■ **Dataset entries on figures**
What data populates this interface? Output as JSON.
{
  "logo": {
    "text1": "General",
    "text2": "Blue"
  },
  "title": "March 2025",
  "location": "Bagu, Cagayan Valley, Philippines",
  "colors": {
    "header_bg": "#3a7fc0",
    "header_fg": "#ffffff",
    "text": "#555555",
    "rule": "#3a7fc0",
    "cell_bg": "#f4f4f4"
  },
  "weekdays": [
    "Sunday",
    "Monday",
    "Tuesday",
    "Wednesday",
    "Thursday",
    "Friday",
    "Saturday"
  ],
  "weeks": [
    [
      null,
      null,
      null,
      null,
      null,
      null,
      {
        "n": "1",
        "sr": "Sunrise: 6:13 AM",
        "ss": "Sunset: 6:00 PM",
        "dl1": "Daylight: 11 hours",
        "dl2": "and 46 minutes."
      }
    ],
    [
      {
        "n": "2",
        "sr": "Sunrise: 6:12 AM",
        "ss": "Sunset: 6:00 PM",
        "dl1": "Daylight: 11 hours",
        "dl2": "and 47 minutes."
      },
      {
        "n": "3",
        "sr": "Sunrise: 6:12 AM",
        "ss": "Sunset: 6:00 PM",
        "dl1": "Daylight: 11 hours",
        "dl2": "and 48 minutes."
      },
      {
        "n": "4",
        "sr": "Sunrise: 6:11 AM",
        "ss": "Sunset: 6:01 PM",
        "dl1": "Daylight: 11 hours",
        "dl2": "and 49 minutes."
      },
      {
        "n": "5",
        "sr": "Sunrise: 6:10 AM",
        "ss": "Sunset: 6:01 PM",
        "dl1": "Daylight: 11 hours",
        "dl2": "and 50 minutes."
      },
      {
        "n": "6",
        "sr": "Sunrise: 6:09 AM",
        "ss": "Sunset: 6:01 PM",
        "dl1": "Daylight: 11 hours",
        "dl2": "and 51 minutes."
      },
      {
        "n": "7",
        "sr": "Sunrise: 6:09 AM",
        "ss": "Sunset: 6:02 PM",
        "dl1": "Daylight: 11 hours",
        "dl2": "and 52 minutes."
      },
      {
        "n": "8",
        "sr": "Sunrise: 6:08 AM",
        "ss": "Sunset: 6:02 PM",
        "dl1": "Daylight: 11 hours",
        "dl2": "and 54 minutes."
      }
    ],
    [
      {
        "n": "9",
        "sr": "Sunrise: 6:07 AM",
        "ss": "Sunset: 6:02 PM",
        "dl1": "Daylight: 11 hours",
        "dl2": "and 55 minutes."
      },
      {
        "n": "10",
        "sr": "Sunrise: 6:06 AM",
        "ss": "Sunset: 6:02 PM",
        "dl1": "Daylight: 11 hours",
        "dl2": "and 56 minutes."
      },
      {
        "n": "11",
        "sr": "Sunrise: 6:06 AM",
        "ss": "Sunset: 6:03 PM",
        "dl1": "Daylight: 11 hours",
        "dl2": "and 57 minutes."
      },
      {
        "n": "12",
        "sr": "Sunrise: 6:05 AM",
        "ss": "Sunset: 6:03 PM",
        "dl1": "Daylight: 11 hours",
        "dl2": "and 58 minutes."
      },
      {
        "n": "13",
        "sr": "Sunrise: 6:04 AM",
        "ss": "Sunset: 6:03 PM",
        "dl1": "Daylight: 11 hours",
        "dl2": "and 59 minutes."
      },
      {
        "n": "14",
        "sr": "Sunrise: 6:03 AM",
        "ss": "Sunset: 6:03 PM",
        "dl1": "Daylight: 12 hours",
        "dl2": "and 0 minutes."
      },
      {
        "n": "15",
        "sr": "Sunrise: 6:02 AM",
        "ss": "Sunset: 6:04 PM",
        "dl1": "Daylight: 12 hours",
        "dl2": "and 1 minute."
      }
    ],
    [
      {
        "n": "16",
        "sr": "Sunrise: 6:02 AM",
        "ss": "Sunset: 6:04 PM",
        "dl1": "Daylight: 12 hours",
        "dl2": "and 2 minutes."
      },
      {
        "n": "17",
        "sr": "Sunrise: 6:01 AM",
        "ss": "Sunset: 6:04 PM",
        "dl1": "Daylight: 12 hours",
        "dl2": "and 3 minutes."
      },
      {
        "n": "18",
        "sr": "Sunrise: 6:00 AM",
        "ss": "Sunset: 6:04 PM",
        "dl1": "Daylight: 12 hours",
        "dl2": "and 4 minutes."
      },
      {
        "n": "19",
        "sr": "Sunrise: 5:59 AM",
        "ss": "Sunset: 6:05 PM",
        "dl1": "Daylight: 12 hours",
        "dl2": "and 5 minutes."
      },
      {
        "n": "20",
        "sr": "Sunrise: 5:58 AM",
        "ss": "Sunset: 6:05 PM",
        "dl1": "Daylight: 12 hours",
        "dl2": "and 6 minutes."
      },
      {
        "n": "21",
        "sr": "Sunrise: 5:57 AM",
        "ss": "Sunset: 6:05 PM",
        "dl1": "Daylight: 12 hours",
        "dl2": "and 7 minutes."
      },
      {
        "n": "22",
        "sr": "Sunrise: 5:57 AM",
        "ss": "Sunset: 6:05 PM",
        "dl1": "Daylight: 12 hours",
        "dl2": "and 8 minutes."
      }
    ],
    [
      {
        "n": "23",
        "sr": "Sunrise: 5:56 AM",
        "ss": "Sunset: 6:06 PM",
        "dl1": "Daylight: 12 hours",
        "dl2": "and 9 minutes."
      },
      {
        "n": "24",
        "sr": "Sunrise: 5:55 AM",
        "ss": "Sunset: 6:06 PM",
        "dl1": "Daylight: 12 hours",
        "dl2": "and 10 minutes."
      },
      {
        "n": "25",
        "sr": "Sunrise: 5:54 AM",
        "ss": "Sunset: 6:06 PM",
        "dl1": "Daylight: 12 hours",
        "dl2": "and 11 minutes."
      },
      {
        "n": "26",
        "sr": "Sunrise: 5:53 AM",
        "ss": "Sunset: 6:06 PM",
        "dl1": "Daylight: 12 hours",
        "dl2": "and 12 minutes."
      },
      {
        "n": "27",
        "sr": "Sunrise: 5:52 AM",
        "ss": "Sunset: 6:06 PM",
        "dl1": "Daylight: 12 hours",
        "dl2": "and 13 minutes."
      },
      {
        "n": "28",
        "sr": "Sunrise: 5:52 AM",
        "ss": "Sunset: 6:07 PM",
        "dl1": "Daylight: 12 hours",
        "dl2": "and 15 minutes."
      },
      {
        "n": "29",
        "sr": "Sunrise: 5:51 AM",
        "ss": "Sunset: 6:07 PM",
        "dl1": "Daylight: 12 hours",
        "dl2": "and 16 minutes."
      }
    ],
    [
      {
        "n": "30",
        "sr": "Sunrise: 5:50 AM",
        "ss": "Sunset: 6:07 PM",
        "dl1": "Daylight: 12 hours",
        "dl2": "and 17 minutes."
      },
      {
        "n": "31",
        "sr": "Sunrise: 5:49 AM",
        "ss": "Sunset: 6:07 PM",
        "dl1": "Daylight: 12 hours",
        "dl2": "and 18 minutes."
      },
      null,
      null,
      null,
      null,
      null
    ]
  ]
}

■ **What the task asks**
Set down the material above again, word for word.

■ **Completed task**
What data populates this interface? Output as JSON.
{
  "logo": {
    "text1": "General",
    "text2": "Blue"
  },
  "title": "March 2025",
  "location": "Bagu, Cagayan Valley, Philippines",
  "colors": {
    "header_bg": "#3a7fc0",
    "header_fg": "#ffffff",
    "text": "#555555",
    "rule": "#3a7fc0",
    "cell_bg": "#f4f4f4"
  },
  "weekdays": [
    "Sunday",
    "Monday",
    "Tuesday",
    "Wednesday",
    "Thursday",
    "Friday",
    "Saturday"
  ],
  "weeks": [
    [
      null,
      null,
      null,
      null,
      null,
      null,
      {
        "n": "1",
        "sr": "Sunrise: 6:13 AM",
        "ss": "Sunset: 6:00 PM",
        "dl1": "Daylight: 11 hours",
        "dl2": "and 46 minutes."
      }
    ],
    [
      {
        "n": "2",
        "sr": "Sunrise: 6:12 AM",
        "ss": "Sunset: 6:00 PM",
        "dl1": "Daylight: 11 hours",
        "dl2": "and 47 minutes."
      },
      {
        "n": "3",
        "sr": "Sunrise: 6:12 AM",
        "ss": "Sunset: 6:00 PM",
        "dl1": "Daylight: 11 hours",
        "dl2": "and 48 minutes."
      },
      {
        "n": "4",
        "sr": "Sunrise: 6:11 AM",
        "ss": "Sunset: 6:01 PM",
        "dl1": "Daylight: 11 hours",
        "dl2": "and 49 minutes."
      },
      {
        "n": "5",
        "sr": "Sunrise: 6:10 AM",
        "ss": "Sunset: 6:01 PM",
        "dl1": "Daylight: 11 hours",
        "dl2": "and 50 minutes."
      },
      {
        "n": "6",
        "sr": "Sunrise: 6:09 AM",
        "ss": "Sunset: 6:01 PM",
        "dl1": "Daylight: 11 hours",
        "dl2": "and 51 minutes."
      },
      {
        "n": "7",
        "sr": "Sunrise: 6:09 AM",
        "ss": "Sunset: 6:02 PM",
        "dl1": "Daylight: 11 hours",
        "dl2": "and 52 minutes."
      },
      {
        "n": "8",
        "sr": "Sunrise: 6:08 AM",
        "ss": "Sunset: 6:02 PM",
        "dl1": "Daylight: 11 hours",
        "dl2": "and 54 minutes."
      }
    ],
    [
      {
        "n": "9",
        "sr": "Sunrise: 6:07 AM",
        "ss": "Sunset: 6:02 PM",
        "dl1": "Daylight: 11 hours",
        "dl2": "and 55 minutes."
      },
      {
        "n": "10",
        "sr": "Sunrise: 6:06 AM",
        "ss": "Sunset: 6:02 PM",
        "dl1": "Daylight: 11 hours",
        "dl2": "and 56 minutes."
      },
      {
        "n": "11",
        "sr": "Sunrise: 6:06 AM",
        "ss": "Sunset: 6:03 PM",
        "dl1": "Daylight: 11 hours",
        "dl2": "and 57 minutes."
      },
      {
        "n": "12",
        "sr": "Sunrise: 6:05 AM",
        "ss": "Sunset: 6:03 PM",
        "dl1": "Daylight: 11 hours",
        "dl2": "and 58 minutes."
      },
      {
        "n": "13",
        "sr": "Sunrise: 6:04 AM",
        "ss": "Sunset: 6:03 PM",
        "dl1": "Daylight: 11 hours",
        "dl2": "and 59 minutes."
      },
      {
        "n": "14",
        "sr": "Sunrise: 6:03 AM",
        "ss": "Sunset: 6:03 PM",
        "dl1": "Daylight: 12 hours",
        "dl2": "and 0 minutes."
      },
      {
        "n": "15",
        "sr": "Sunrise: 6:02 AM",
        "ss": "Sunset: 6:04 PM",
        "dl1": "Daylight: 12 hours",
        "dl2": "and 1 minute."
      }
    ],
    [
      {
        "n": "16",
        "sr": "Sunrise: 6:02 AM",
        "ss": "Sunset: 6:04 PM",
        "dl1": "Daylight: 12 hours",
        "dl2": "and 2 minutes."
      },
      {
        "n": "17",
        "sr": "Sunrise: 6:01 AM",
        "ss": "Sunset: 6:04 PM",
        "dl1": "Daylight: 12 hours",
        "dl2": "and 3 minutes."
      },
      {
        "n": "18",
        "sr": "Sunrise: 6:00 AM",
        "ss": "Sunset: 6:04 PM",
        "dl1": "Daylight: 12 hours",
        "dl2": "and 4 minutes."
      },
      {
        "n": "19",
        "sr": "Sunrise: 5:59 AM",
        "ss": "Sunset: 6:05 PM",
        "dl1": "Daylight: 12 hours",
        "dl2": "and 5 minutes."
      },
      {
        "n": "20",
        "sr": "Sunrise: 5:58 AM",
        "ss": "Sunset: 6:05 PM",
        "dl1": "Daylight: 12 hours",
        "dl2": "and 6 minutes."
      },
      {
        "n": "21",
        "sr": "Sunrise: 5:57 AM",
        "ss": "Sunset: 6:05 PM",
        "dl1": "Daylight: 12 hours",
        "dl2": "and 7 minutes."
      },
      {
        "n": "22",
        "sr": "Sunrise: 5:57 AM",
        "ss": "Sunset: 6:05 PM",
        "dl1": "Daylight: 12 hours",
        "dl2": "and 8 minutes."
      }
    ],
    [
      {
        "n": "23",
        "sr": "Sunrise: 5:56 AM",
        "ss": "Sunset: 6:06 PM",
        "dl1": "Daylight: 12 hours",
        "dl2": "and 9 minutes."
      },
      {
        "n": "24",
        "sr": "Sunrise: 5:55 AM",
        "ss": "Sunset: 6:06 PM",
        "dl1": "Daylight: 12 hours",
        "dl2": "and 10 minutes."
      },
      {
        "n": "25",
        "sr": "Sunrise: 5:54 AM",
        "ss": "Sunset: 6:06 PM",
        "dl1": "Daylight: 12 hours",
        "dl2": "and 11 minutes."
      },
      {
        "n": "26",
        "sr": "Sunrise: 5:53 AM",
        "ss": "Sunset: 6:06 PM",
        "dl1": "Daylight: 12 hours",
        "dl2": "and 12 minutes."
      },
      {
        "n": "27",
        "sr": "Sunrise: 5:52 AM",
        "ss": "Sunset: 6:06 PM",
        "dl1": "Daylight: 12 hours",
        "dl2": "and 13 minutes."
      },
      {
        "n": "28",
        "sr": "Sunrise: 5:52 AM",
        "ss": "Sunset: 6:07 PM",
        "dl1": "Daylight: 12 hours",
        "dl2": "and 15 minutes."
      },
      {
        "n": "29",
        "sr": "Sunrise: 5:51 AM",
        "ss": "Sunset: 6:07 PM",
        "dl1": "Daylight: 12 hours",
        "dl2": "and 16 minutes."
      }
    ],
    [
      {
        "n": "30",
        "sr": "Sunrise: 5:50 AM",
        "ss": "Sunset: 6:07 PM",
        "dl1": "Daylight: 12 hours",
        "dl2": "and 17 minutes."
      },
      {
        "n": "31",
        "sr": "Sunrise: 5:49 AM",
        "ss": "Sunset: 6:07 PM",
        "dl1": "Daylight: 12 hours",
        "dl2": "and 18 minutes."
      },
      null,
      null,
      null,
      null,
      null
    ]
  ]
}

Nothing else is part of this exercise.